▶ **TASK STATEMENT**:
Copy every line that mentions the word "cases".

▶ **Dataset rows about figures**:
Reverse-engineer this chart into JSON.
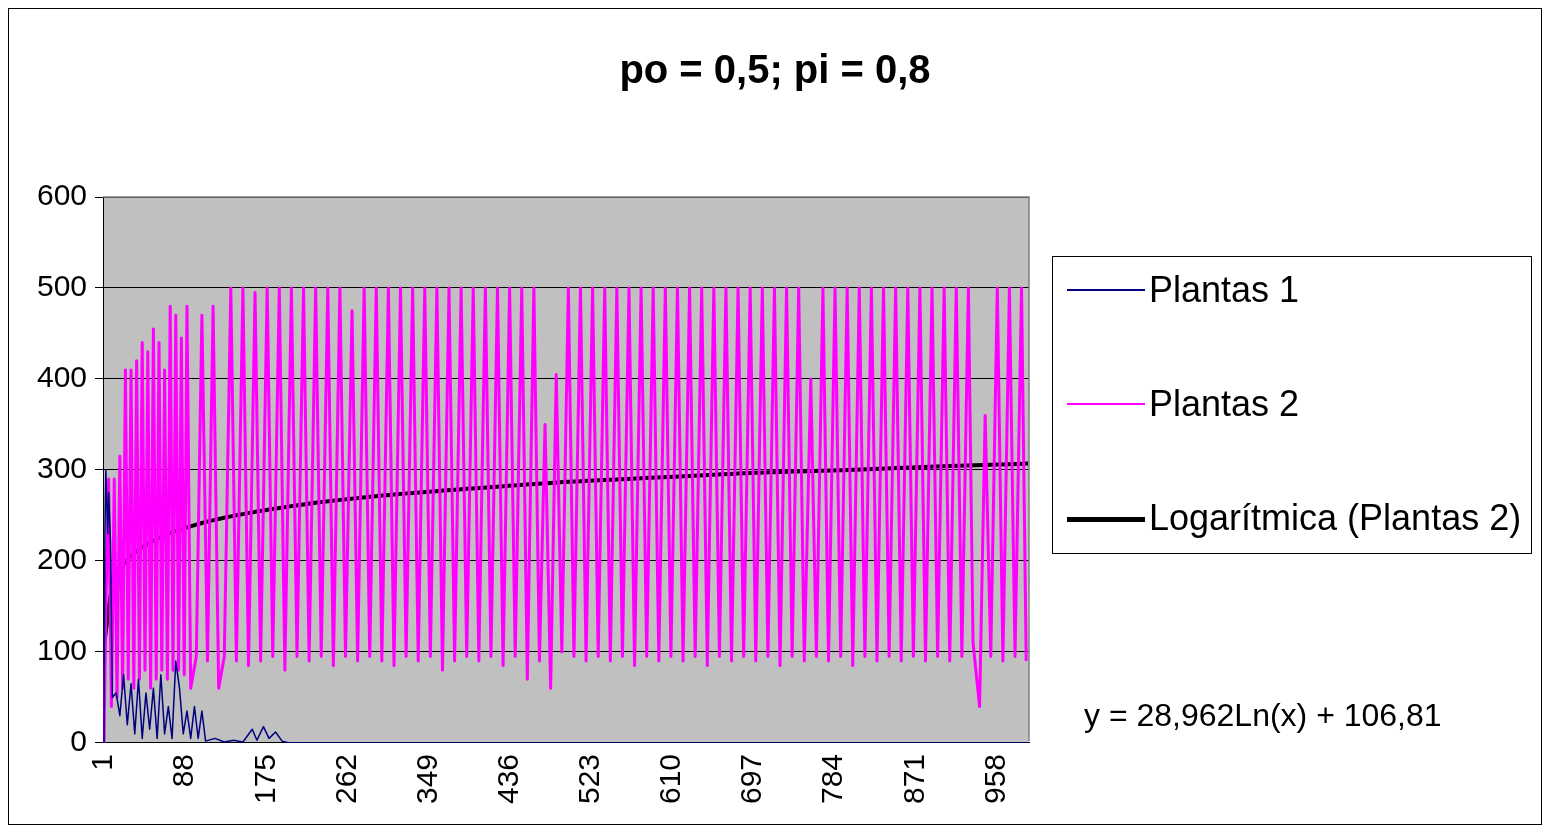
{
  "chart_data": {
    "type": "line",
    "title": "po = 0,5; pi = 0,8",
    "xlim": [
      0,
      993
    ],
    "xticks": [
      1,
      88,
      175,
      262,
      349,
      436,
      523,
      610,
      697,
      784,
      871,
      958
    ],
    "ylim": [
      0,
      600
    ],
    "yticks": [
      0,
      100,
      200,
      300,
      400,
      500,
      600
    ],
    "grid": "y",
    "legend": "right",
    "marker": "none",
    "annotations": [
      "y = 28,962Ln(x) + 106,81"
    ],
    "series": [
      {
        "name": "Plantas 1",
        "color": "#000080",
        "x": [
          1,
          2,
          3,
          5,
          6,
          8,
          10,
          14,
          18,
          22,
          26,
          30,
          34,
          38,
          42,
          46,
          50,
          54,
          58,
          62,
          66,
          70,
          74,
          78,
          82,
          86,
          90,
          94,
          98,
          102,
          106,
          110,
          120,
          130,
          140,
          150,
          160,
          165,
          172,
          178,
          185,
          192,
          200,
          992
        ],
        "values": [
          0,
          230,
          300,
          230,
          275,
          220,
          50,
          55,
          30,
          75,
          20,
          65,
          10,
          70,
          5,
          55,
          15,
          60,
          5,
          75,
          10,
          40,
          5,
          90,
          60,
          10,
          35,
          5,
          40,
          5,
          35,
          2,
          5,
          1,
          3,
          1,
          15,
          3,
          18,
          5,
          12,
          2,
          0,
          0
        ]
      },
      {
        "name": "Plantas 2",
        "color": "#ff00ff",
        "x": [
          1,
          3,
          6,
          9,
          12,
          15,
          18,
          21,
          24,
          27,
          30,
          33,
          36,
          39,
          42,
          45,
          48,
          51,
          54,
          57,
          60,
          63,
          66,
          69,
          72,
          75,
          78,
          81,
          84,
          87,
          90,
          94,
          100,
          106,
          112,
          118,
          124,
          130,
          137,
          143,
          150,
          156,
          163,
          169,
          176,
          182,
          189,
          195,
          202,
          208,
          215,
          221,
          228,
          234,
          241,
          247,
          254,
          260,
          267,
          273,
          280,
          286,
          293,
          299,
          306,
          312,
          319,
          325,
          332,
          338,
          345,
          351,
          358,
          364,
          371,
          377,
          384,
          390,
          397,
          403,
          410,
          416,
          423,
          429,
          436,
          442,
          449,
          455,
          462,
          468,
          474,
          480,
          486,
          492,
          499,
          505,
          512,
          518,
          525,
          531,
          538,
          544,
          551,
          557,
          564,
          570,
          577,
          583,
          590,
          596,
          603,
          609,
          616,
          622,
          629,
          635,
          642,
          648,
          655,
          661,
          668,
          674,
          681,
          687,
          694,
          700,
          707,
          713,
          720,
          726,
          733,
          739,
          746,
          752,
          759,
          765,
          772,
          778,
          785,
          791,
          798,
          804,
          811,
          817,
          824,
          830,
          837,
          843,
          850,
          856,
          863,
          869,
          876,
          882,
          889,
          895,
          902,
          908,
          915,
          921,
          928,
          933,
          940,
          946,
          952,
          959,
          965,
          972,
          978,
          985,
          990
        ],
        "values": [
          0,
          150,
          290,
          40,
          290,
          50,
          315,
          60,
          410,
          70,
          410,
          60,
          420,
          70,
          440,
          80,
          430,
          60,
          455,
          70,
          440,
          80,
          410,
          70,
          480,
          80,
          470,
          80,
          445,
          75,
          480,
          60,
          95,
          470,
          90,
          480,
          60,
          95,
          500,
          90,
          500,
          85,
          495,
          90,
          500,
          95,
          500,
          80,
          500,
          95,
          500,
          90,
          500,
          95,
          500,
          85,
          500,
          95,
          475,
          90,
          500,
          95,
          500,
          90,
          500,
          85,
          500,
          95,
          500,
          90,
          500,
          95,
          500,
          80,
          500,
          90,
          500,
          95,
          500,
          90,
          500,
          95,
          500,
          85,
          500,
          95,
          500,
          70,
          500,
          90,
          350,
          60,
          405,
          100,
          500,
          95,
          500,
          90,
          500,
          95,
          500,
          90,
          500,
          95,
          500,
          85,
          500,
          95,
          500,
          90,
          500,
          95,
          500,
          90,
          500,
          95,
          500,
          85,
          500,
          95,
          500,
          90,
          500,
          95,
          500,
          90,
          500,
          95,
          500,
          85,
          500,
          95,
          500,
          90,
          400,
          95,
          500,
          90,
          500,
          95,
          500,
          85,
          500,
          95,
          500,
          90,
          500,
          95,
          500,
          90,
          500,
          95,
          500,
          90,
          500,
          95,
          500,
          90,
          500,
          95,
          500,
          110,
          40,
          360,
          95,
          500,
          90,
          500,
          95,
          500,
          90
        ]
      },
      {
        "name": "Logarítmica (Plantas 2)",
        "color": "#000000",
        "x": [
          1,
          10,
          25,
          50,
          100,
          200,
          300,
          400,
          500,
          600,
          700,
          800,
          900,
          992
        ],
        "values": [
          107,
          173,
          200,
          220,
          240,
          260,
          272,
          280,
          287,
          292,
          297,
          300,
          304,
          307
        ]
      }
    ]
  }
}
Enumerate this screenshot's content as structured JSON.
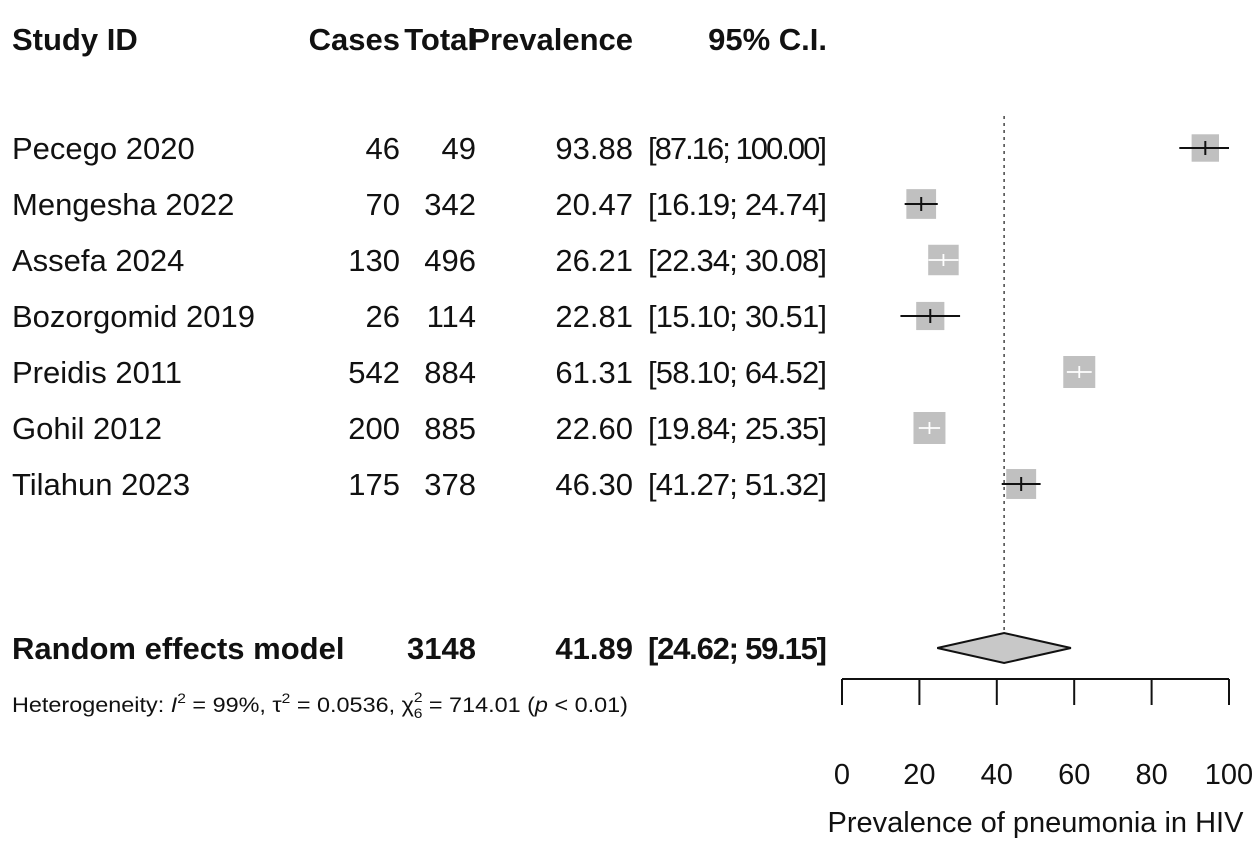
{
  "chart_data": {
    "type": "forest",
    "columns": {
      "study": "Study ID",
      "cases": "Cases",
      "total": "Total",
      "prevalence": "Prevalence",
      "ci": "95% C.I."
    },
    "studies": [
      {
        "name": "Pecego 2020",
        "cases": "46",
        "total": "49",
        "prev_text": "93.88",
        "ci_text": "[87.16; 100.00]",
        "prev": 93.88,
        "lower": 87.16,
        "upper": 100.0
      },
      {
        "name": "Mengesha 2022",
        "cases": "70",
        "total": "342",
        "prev_text": "20.47",
        "ci_text": "[16.19; 24.74]",
        "prev": 20.47,
        "lower": 16.19,
        "upper": 24.74
      },
      {
        "name": "Assefa 2024",
        "cases": "130",
        "total": "496",
        "prev_text": "26.21",
        "ci_text": "[22.34; 30.08]",
        "prev": 26.21,
        "lower": 22.34,
        "upper": 30.08
      },
      {
        "name": "Bozorgomid 2019",
        "cases": "26",
        "total": "114",
        "prev_text": "22.81",
        "ci_text": "[15.10; 30.51]",
        "prev": 22.81,
        "lower": 15.1,
        "upper": 30.51
      },
      {
        "name": "Preidis 2011",
        "cases": "542",
        "total": "884",
        "prev_text": "61.31",
        "ci_text": "[58.10; 64.52]",
        "prev": 61.31,
        "lower": 58.1,
        "upper": 64.52
      },
      {
        "name": "Gohil 2012",
        "cases": "200",
        "total": "885",
        "prev_text": "22.60",
        "ci_text": "[19.84; 25.35]",
        "prev": 22.6,
        "lower": 19.84,
        "upper": 25.35
      },
      {
        "name": "Tilahun 2023",
        "cases": "175",
        "total": "378",
        "prev_text": "46.30",
        "ci_text": "[41.27; 51.32]",
        "prev": 46.3,
        "lower": 41.27,
        "upper": 51.32
      }
    ],
    "pooled": {
      "name": "Random effects model",
      "total": "3148",
      "prev_text": "41.89",
      "ci_text": "[24.62; 59.15]",
      "prev": 41.89,
      "lower": 24.62,
      "upper": 59.15
    },
    "heterogeneity": {
      "prefix": "Heterogeneity: ",
      "i_symbol": "I",
      "i_power": "2",
      "i_value": " = 99%, ",
      "tau_symbol": "τ",
      "tau_power": "2",
      "tau_value": " = 0.0536, ",
      "chi_symbol": "χ",
      "chi_power": "2",
      "chi_df": "6",
      "chi_value": " = 714.01 (",
      "p_symbol": "p",
      "p_value": " < 0.01)"
    },
    "xlim": [
      0,
      100
    ],
    "ticks": [
      "0",
      "20",
      "40",
      "60",
      "80",
      "100"
    ],
    "tick_values": [
      0,
      20,
      40,
      60,
      80,
      100
    ],
    "xlabel": "Prevalence of pneumonia in HIV",
    "reference_line": 41.89,
    "colors": {
      "square": "#c0c0c0",
      "diamond": "#c8c8c8",
      "line": "#111111",
      "ci_inside": "#ffffff"
    }
  }
}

▶ **SOLUTION FOR THIS EXERCISE**:
      "cases": "Cases",
        "cases": "46",
        "cases": "70",
        "cases": "130",
        "cases": "26",
        "cases": "542",
        "cases": "200",
        "cases": "175",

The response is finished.